** start Records supplied **

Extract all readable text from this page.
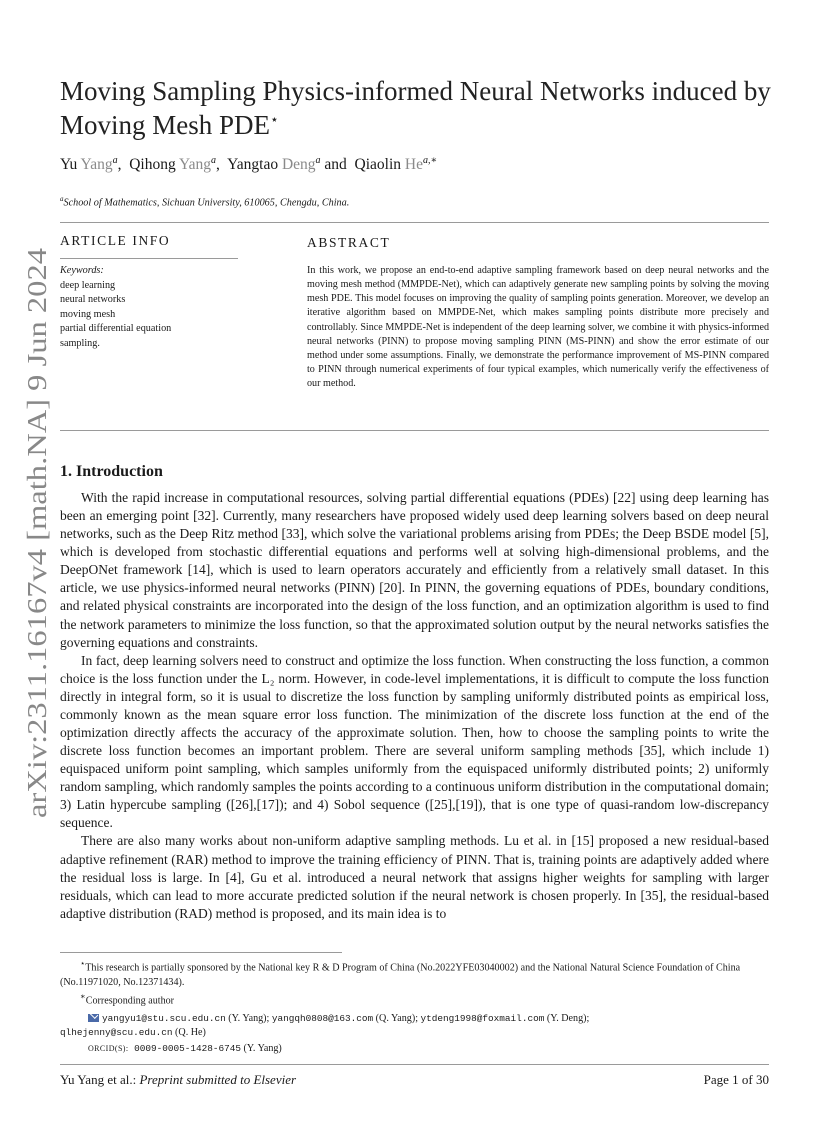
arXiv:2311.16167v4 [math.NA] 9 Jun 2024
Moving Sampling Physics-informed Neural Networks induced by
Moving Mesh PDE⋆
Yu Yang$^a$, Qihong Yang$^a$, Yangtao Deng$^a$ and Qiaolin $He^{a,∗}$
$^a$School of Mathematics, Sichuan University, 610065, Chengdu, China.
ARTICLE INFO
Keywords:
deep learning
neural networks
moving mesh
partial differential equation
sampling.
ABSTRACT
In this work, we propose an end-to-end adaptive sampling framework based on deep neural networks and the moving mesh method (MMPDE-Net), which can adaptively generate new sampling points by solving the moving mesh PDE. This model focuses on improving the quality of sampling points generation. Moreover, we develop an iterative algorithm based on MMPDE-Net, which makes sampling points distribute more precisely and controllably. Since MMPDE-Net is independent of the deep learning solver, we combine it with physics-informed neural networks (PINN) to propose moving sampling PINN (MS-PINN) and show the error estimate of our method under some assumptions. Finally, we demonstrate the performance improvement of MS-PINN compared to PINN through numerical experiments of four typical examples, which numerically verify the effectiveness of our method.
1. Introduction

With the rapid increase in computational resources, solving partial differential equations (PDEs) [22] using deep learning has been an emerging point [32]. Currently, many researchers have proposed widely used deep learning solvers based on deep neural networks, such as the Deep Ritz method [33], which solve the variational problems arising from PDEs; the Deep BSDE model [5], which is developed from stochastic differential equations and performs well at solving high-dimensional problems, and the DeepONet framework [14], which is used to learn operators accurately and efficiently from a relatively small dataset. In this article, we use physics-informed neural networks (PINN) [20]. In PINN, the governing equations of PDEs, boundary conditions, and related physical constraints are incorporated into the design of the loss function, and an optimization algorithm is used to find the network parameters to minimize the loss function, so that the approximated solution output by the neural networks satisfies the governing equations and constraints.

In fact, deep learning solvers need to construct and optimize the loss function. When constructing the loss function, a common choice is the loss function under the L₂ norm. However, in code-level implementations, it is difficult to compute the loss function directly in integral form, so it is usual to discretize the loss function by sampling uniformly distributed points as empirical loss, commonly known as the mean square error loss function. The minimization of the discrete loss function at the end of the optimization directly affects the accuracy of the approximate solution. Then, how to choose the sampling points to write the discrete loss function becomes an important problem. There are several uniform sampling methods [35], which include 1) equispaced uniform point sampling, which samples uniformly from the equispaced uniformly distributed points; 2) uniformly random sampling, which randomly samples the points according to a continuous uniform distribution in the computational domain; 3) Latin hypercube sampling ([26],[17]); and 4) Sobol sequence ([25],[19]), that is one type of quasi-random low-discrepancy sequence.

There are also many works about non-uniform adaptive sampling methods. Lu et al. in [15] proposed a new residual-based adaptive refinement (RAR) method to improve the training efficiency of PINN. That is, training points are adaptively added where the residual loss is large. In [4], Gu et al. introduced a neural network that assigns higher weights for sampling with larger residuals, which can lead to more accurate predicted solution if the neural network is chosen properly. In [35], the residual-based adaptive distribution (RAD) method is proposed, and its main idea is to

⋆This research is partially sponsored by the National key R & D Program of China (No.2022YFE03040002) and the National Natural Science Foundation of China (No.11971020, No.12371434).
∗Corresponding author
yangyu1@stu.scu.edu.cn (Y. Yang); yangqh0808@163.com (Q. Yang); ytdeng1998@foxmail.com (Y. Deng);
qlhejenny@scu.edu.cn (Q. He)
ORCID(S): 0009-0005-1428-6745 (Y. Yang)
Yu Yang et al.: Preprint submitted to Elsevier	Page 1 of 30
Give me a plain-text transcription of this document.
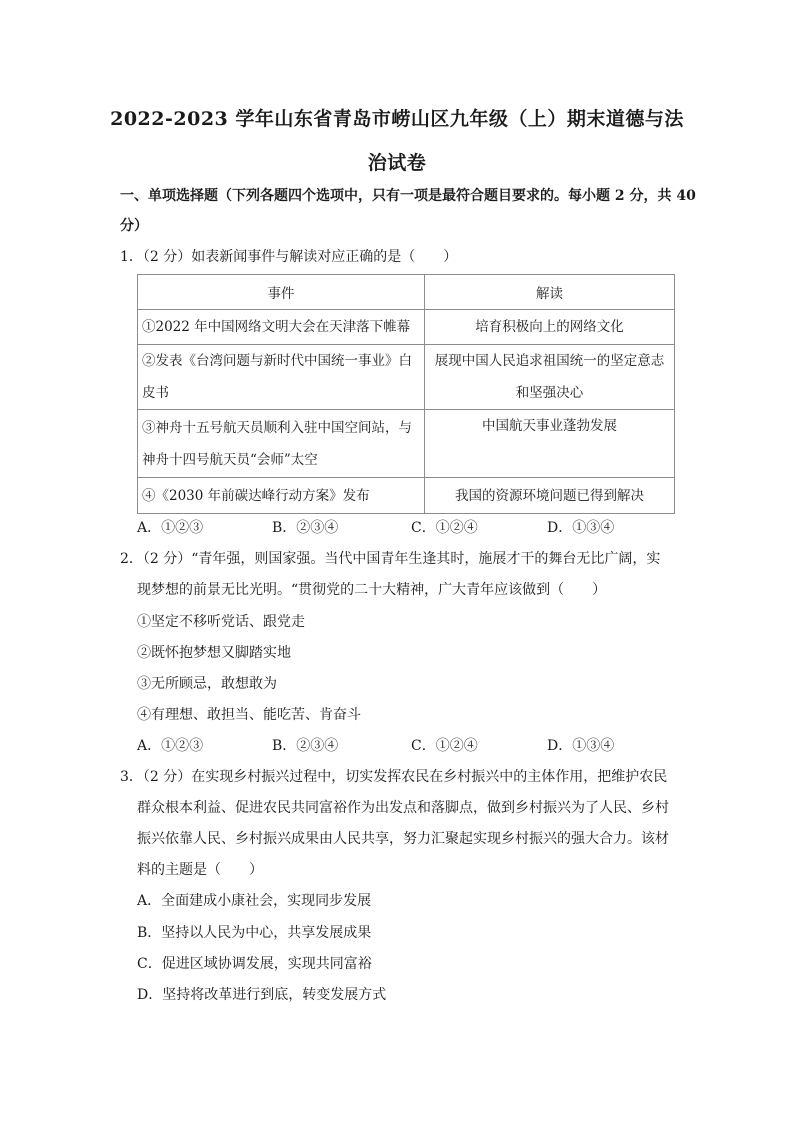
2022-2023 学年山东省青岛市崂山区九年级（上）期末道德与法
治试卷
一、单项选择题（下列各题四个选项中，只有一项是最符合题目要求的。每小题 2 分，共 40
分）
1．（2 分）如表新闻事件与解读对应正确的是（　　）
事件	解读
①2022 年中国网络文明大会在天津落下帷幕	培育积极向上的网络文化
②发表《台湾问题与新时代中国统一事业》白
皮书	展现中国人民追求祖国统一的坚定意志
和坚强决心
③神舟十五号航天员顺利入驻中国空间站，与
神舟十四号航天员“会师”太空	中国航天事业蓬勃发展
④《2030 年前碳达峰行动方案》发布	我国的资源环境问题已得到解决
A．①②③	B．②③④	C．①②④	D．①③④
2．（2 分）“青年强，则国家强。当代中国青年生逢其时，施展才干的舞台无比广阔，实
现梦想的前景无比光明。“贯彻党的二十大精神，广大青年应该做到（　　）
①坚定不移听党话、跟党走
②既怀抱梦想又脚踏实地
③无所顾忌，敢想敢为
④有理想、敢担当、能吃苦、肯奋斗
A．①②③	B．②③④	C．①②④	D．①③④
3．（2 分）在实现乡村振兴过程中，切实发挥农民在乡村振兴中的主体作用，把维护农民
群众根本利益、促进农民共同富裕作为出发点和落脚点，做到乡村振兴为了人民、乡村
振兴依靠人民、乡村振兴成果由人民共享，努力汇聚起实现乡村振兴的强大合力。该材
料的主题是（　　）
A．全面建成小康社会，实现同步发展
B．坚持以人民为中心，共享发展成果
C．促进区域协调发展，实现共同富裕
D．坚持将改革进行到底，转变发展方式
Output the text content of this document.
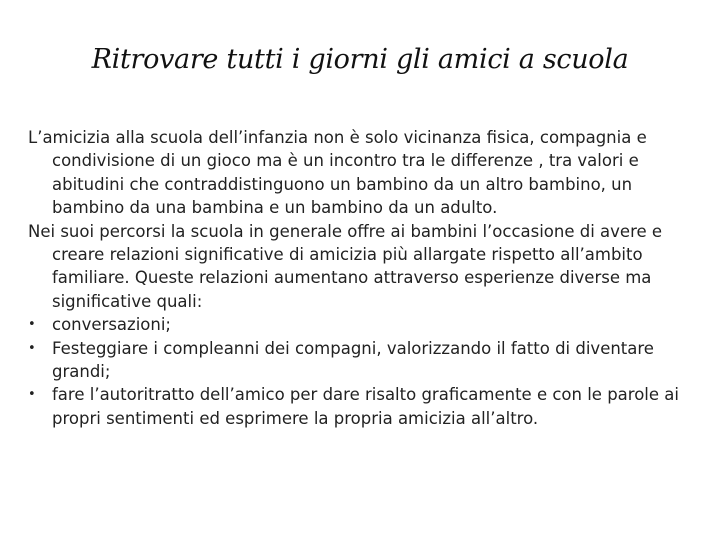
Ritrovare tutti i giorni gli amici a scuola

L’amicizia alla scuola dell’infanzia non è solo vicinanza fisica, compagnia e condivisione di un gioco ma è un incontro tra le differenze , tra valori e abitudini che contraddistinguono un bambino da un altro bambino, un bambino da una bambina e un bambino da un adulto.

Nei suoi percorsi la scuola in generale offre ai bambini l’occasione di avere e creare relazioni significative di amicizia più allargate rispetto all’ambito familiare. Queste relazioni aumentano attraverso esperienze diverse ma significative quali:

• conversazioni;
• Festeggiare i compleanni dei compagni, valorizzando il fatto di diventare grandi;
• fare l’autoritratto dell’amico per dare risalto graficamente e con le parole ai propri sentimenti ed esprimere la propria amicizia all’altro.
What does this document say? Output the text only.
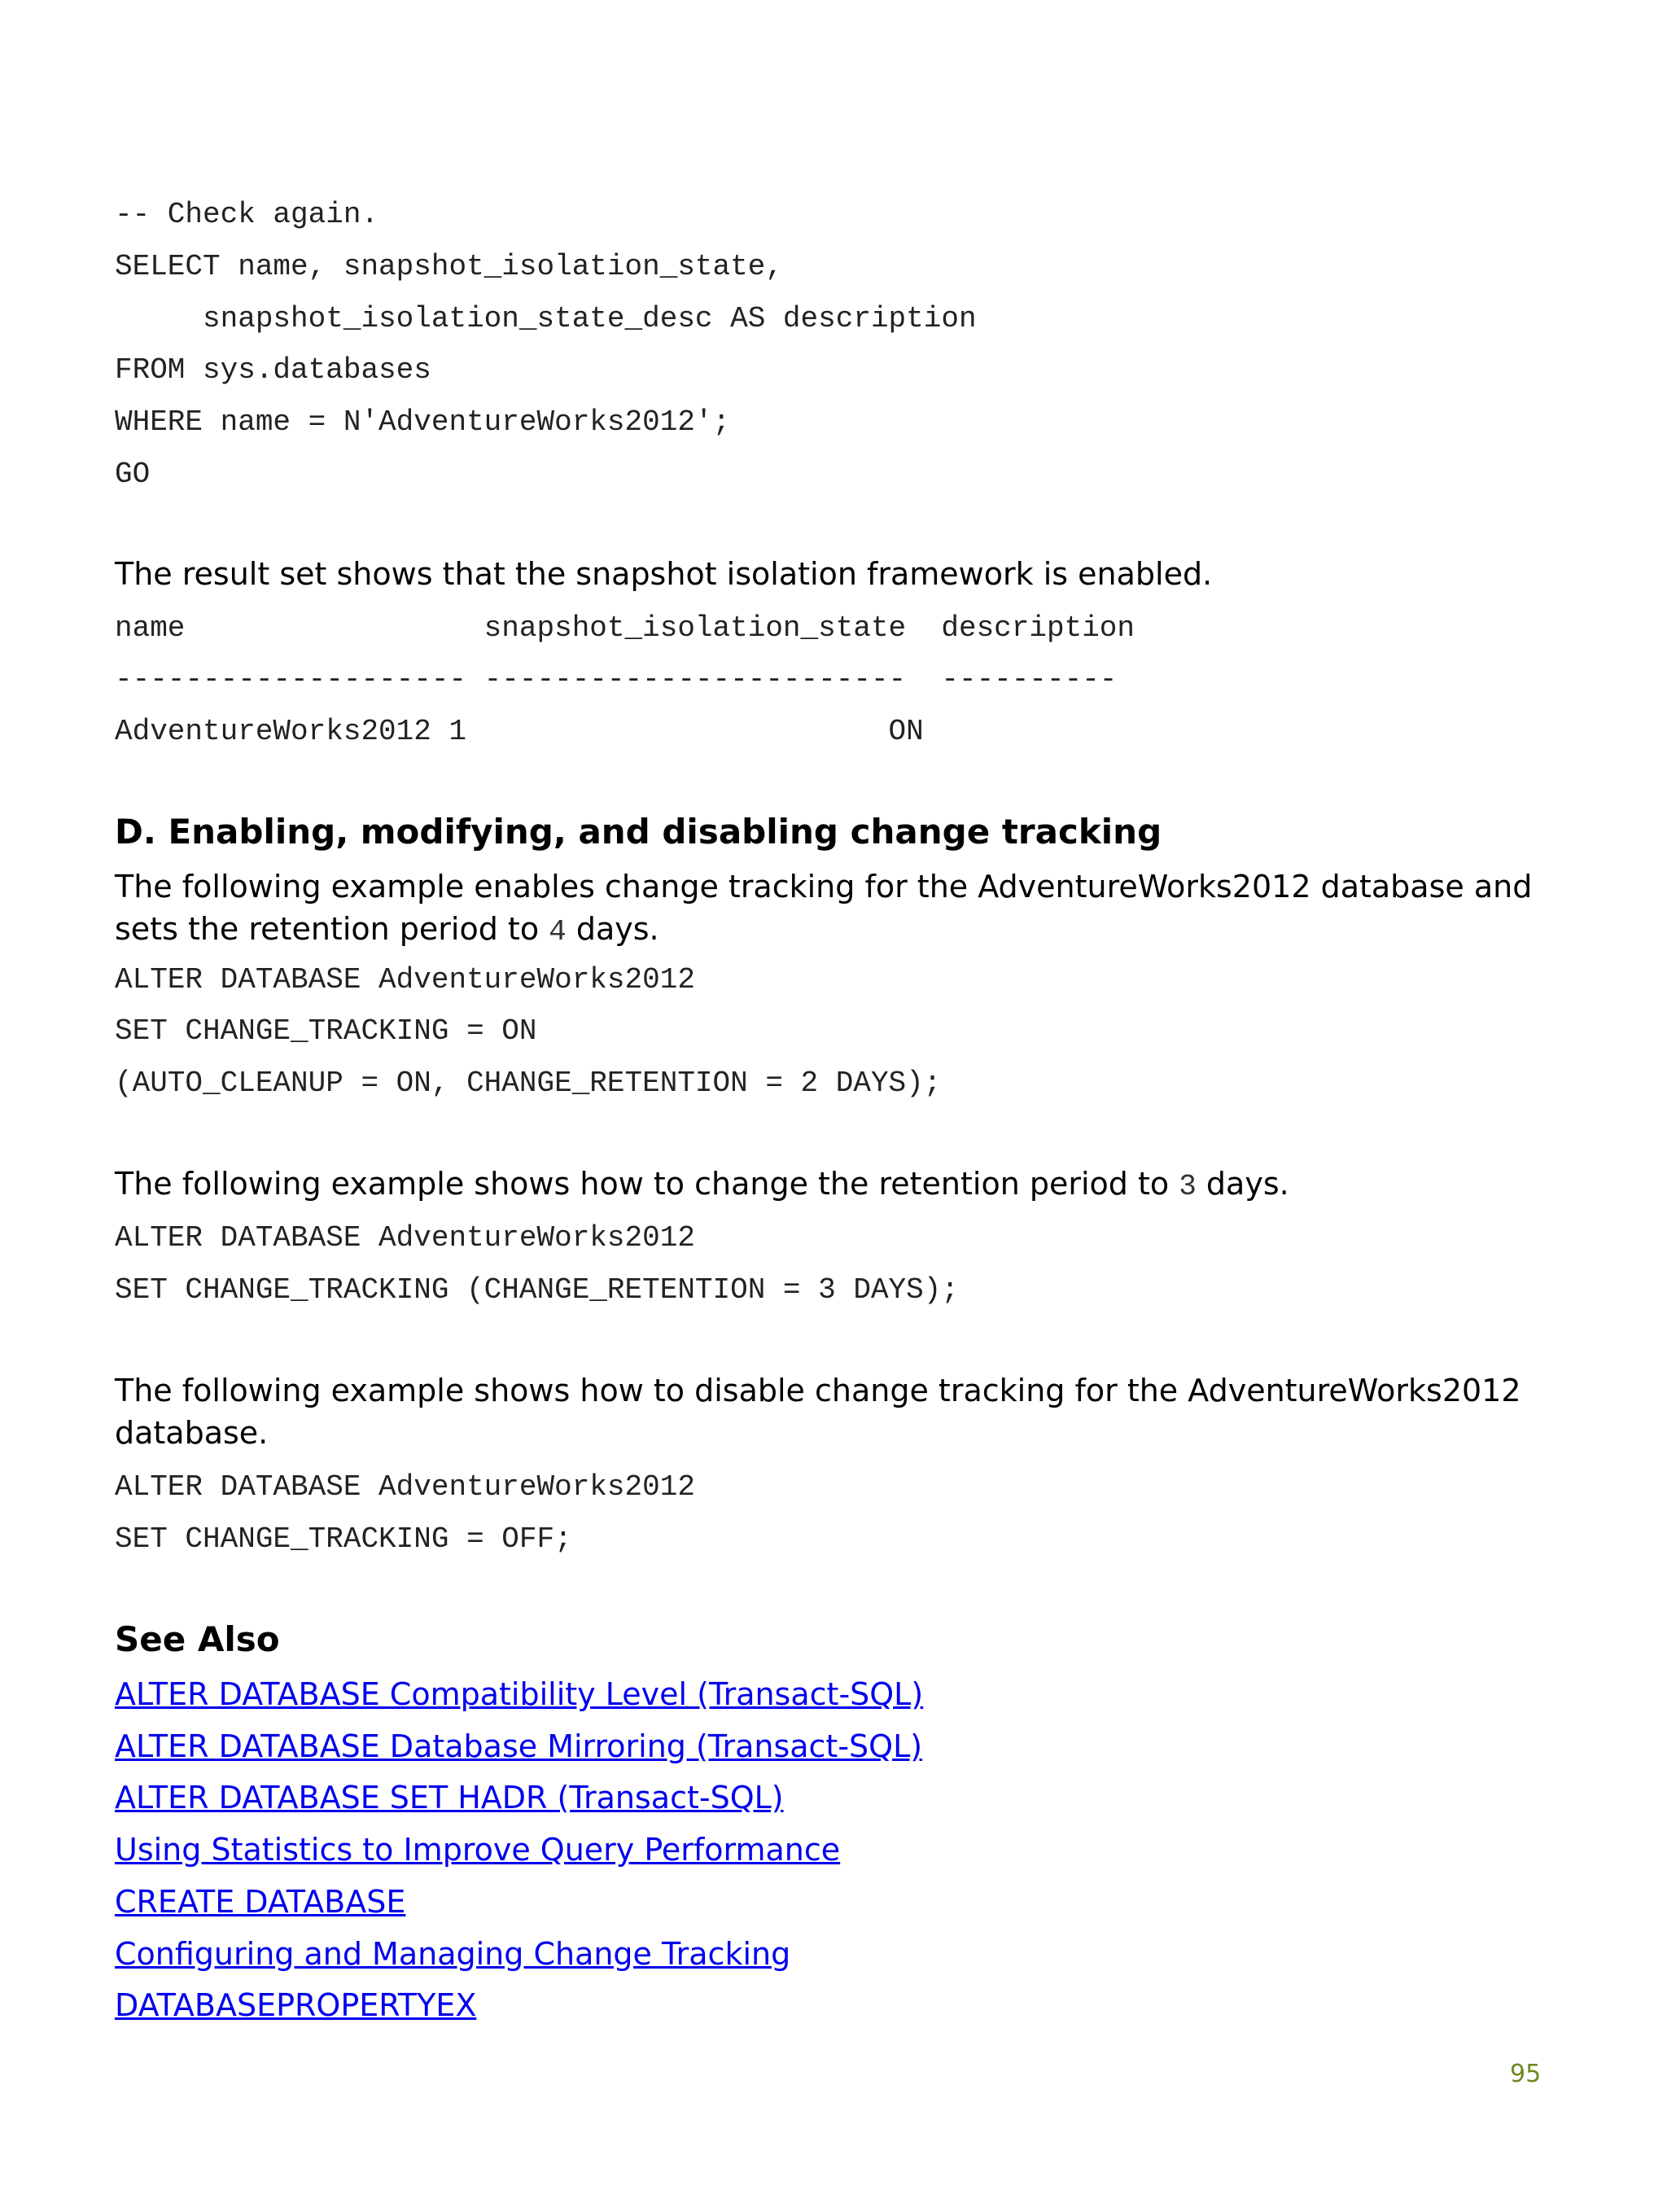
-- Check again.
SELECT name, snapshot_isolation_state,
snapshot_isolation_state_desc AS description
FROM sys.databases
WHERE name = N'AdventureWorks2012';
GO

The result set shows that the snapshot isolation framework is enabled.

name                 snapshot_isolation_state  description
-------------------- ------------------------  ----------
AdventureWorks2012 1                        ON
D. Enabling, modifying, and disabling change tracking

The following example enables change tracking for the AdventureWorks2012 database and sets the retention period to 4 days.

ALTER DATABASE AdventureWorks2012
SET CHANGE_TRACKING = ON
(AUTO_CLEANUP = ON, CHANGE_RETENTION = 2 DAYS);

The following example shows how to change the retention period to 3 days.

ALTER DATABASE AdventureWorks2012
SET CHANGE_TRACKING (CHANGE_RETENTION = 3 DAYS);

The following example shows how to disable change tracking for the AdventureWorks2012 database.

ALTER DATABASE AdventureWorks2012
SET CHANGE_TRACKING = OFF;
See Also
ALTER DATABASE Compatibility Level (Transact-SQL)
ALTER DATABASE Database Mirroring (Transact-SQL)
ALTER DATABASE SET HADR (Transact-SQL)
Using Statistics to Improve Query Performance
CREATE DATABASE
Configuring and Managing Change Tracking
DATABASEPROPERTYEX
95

** end Records supplied **

Ascertain the number of lines in the entries that include the word "following", and report only that number.

### Exercise answer
3